◆ **WHAT THIS TASK INVOLVES**
Reproduce the records from the start through the line with "collapse-fold-icon[interactable]: ⊖ <box>14 617", switching every "author" to "writer" and leaving all else unchanged.

◆ **INPUT RECORDS**
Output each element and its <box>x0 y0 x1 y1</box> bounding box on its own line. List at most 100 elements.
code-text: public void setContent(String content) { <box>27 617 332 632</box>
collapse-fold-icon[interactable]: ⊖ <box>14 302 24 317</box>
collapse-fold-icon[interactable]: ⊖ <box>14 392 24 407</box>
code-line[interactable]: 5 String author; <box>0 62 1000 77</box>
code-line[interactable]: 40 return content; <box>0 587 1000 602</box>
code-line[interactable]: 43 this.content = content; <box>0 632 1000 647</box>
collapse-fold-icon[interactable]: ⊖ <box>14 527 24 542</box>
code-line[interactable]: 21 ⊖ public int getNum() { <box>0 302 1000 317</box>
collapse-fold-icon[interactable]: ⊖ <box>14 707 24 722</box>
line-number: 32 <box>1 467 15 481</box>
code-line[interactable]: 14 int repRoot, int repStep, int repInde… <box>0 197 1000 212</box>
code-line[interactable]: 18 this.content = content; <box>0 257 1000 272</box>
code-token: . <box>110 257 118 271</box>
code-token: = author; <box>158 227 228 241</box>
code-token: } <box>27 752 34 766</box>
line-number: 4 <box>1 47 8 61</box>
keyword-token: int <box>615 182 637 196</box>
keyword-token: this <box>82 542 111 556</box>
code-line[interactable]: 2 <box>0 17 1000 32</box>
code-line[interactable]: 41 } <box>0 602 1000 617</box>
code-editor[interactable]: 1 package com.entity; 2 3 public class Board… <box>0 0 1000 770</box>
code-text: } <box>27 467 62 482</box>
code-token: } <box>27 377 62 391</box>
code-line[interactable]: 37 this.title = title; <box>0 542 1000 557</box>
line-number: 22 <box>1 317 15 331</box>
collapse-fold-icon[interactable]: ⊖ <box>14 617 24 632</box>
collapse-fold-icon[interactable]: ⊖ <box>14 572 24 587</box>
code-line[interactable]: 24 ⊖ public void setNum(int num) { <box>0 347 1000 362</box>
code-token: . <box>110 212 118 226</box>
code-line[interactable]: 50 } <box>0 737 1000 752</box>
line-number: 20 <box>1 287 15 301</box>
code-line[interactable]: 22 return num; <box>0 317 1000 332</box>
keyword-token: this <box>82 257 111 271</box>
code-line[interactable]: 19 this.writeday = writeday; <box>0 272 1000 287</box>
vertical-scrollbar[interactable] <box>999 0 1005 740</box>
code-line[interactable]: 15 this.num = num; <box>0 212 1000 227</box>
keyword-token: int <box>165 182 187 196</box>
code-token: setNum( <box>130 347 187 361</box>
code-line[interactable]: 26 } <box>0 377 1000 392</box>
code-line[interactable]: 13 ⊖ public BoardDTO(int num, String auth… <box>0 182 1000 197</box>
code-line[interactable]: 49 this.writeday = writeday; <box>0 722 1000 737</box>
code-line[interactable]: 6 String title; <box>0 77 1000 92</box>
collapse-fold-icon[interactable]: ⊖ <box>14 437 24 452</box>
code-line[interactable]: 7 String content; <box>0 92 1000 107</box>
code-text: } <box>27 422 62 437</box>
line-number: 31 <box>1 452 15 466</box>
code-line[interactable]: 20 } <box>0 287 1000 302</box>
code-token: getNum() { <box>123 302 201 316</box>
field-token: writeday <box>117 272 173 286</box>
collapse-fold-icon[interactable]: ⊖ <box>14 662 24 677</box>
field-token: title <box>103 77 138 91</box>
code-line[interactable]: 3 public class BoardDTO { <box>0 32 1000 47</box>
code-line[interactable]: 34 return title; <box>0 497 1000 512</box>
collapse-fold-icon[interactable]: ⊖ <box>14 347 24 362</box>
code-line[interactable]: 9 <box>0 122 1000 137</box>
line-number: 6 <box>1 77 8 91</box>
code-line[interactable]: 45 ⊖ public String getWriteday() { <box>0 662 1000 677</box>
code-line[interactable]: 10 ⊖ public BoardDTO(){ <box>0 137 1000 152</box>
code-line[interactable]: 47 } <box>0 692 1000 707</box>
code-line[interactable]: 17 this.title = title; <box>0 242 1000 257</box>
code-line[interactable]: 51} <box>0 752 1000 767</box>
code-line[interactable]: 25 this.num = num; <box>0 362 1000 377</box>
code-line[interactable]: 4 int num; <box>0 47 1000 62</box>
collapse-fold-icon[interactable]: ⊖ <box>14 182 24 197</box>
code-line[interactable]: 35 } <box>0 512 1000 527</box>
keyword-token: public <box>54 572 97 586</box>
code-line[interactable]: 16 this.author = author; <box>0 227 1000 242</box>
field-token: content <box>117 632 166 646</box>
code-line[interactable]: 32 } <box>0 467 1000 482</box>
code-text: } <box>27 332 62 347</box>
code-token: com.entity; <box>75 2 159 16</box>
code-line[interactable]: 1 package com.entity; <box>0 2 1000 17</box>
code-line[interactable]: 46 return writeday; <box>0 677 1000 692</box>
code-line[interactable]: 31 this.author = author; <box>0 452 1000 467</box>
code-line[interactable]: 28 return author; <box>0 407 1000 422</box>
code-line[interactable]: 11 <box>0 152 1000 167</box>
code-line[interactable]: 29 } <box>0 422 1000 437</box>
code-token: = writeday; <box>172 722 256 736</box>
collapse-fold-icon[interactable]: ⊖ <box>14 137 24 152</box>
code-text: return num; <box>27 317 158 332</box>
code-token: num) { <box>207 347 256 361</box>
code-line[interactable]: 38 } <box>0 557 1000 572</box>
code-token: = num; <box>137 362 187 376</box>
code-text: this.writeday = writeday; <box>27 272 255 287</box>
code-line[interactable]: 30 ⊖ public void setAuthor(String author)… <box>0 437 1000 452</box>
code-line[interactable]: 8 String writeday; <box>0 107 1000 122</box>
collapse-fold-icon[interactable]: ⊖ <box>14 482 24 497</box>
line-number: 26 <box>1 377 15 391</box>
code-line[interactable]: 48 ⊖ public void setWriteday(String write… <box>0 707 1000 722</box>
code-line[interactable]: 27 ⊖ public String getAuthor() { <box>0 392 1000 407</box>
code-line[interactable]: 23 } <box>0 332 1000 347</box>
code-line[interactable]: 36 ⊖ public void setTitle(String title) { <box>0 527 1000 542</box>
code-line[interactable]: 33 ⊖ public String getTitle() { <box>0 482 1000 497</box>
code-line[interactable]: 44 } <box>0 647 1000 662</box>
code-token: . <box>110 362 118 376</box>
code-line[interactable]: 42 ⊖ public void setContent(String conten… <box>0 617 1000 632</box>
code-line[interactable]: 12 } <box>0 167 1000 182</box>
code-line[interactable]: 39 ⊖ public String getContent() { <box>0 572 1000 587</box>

◆ **FINISHED EXERCISE**
Output each element and its <box>x0 y0 x1 y1</box> bounding box on its own line. List at most 100 elements.
code-text: public void setContent(String content) { <box>27 617 332 632</box>
collapse-fold-icon[interactable]: ⊖ <box>14 302 24 317</box>
collapse-fold-icon[interactable]: ⊖ <box>14 392 24 407</box>
code-line[interactable]: 5 String writer; <box>0 62 1000 77</box>
code-line[interactable]: 40 return content; <box>0 587 1000 602</box>
code-line[interactable]: 43 this.content = content; <box>0 632 1000 647</box>
collapse-fold-icon[interactable]: ⊖ <box>14 527 24 542</box>
code-line[interactable]: 21 ⊖ public int getNum() { <box>0 302 1000 317</box>
collapse-fold-icon[interactable]: ⊖ <box>14 707 24 722</box>
line-number: 32 <box>1 467 15 481</box>
code-line[interactable]: 14 int repRoot, int repStep, int repInde… <box>0 197 1000 212</box>
code-line[interactable]: 18 this.content = content; <box>0 257 1000 272</box>
code-token: . <box>110 257 118 271</box>
code-token: = writer; <box>158 227 228 241</box>
code-token: } <box>27 752 34 766</box>
line-number: 4 <box>1 47 8 61</box>
keyword-token: int <box>615 182 637 196</box>
keyword-token: this <box>82 542 111 556</box>
code-line[interactable]: 2 <box>0 17 1000 32</box>
code-line[interactable]: 41 } <box>0 602 1000 617</box>
code-editor[interactable]: 1 package com.entity; 2 3 public class Board… <box>0 0 1000 770</box>
code-text: } <box>27 467 62 482</box>
code-token: } <box>27 377 62 391</box>
code-line[interactable]: 37 this.title = title; <box>0 542 1000 557</box>
line-number: 22 <box>1 317 15 331</box>
collapse-fold-icon[interactable]: ⊖ <box>14 617 24 632</box>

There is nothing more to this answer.